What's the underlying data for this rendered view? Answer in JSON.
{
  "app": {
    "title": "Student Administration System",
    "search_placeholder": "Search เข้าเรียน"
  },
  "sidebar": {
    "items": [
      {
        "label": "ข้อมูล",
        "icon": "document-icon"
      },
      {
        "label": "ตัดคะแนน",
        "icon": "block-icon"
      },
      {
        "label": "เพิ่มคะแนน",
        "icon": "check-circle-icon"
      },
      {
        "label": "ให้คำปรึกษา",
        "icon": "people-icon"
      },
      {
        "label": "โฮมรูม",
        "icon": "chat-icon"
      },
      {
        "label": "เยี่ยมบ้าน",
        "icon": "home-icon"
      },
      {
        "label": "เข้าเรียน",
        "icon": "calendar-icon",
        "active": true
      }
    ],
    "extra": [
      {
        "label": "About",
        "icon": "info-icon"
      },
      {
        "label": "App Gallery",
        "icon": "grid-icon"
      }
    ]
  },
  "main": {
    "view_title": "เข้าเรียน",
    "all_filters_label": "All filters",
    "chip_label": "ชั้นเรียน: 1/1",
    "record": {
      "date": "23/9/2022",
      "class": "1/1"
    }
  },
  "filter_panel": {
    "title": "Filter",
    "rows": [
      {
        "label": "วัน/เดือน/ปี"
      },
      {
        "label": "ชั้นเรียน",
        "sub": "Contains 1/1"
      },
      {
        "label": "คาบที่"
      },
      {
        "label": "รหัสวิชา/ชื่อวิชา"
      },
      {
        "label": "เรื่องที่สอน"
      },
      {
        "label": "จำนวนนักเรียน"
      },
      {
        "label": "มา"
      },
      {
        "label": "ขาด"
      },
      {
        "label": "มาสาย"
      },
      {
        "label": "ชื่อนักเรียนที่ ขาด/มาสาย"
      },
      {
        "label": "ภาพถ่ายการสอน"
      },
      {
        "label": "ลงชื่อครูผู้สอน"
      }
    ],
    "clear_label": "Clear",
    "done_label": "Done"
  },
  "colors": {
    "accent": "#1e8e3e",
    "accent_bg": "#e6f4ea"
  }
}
+ + + + + + +
▶ **TASK STATEMENT**
Copy every line of the entries above in which "มาสาย" occurs.

▶ **COMPLETE RESPONSE**
        "label": "มาสาย"
        "label": "ชื่อนักเรียนที่ ขาด/มาสาย"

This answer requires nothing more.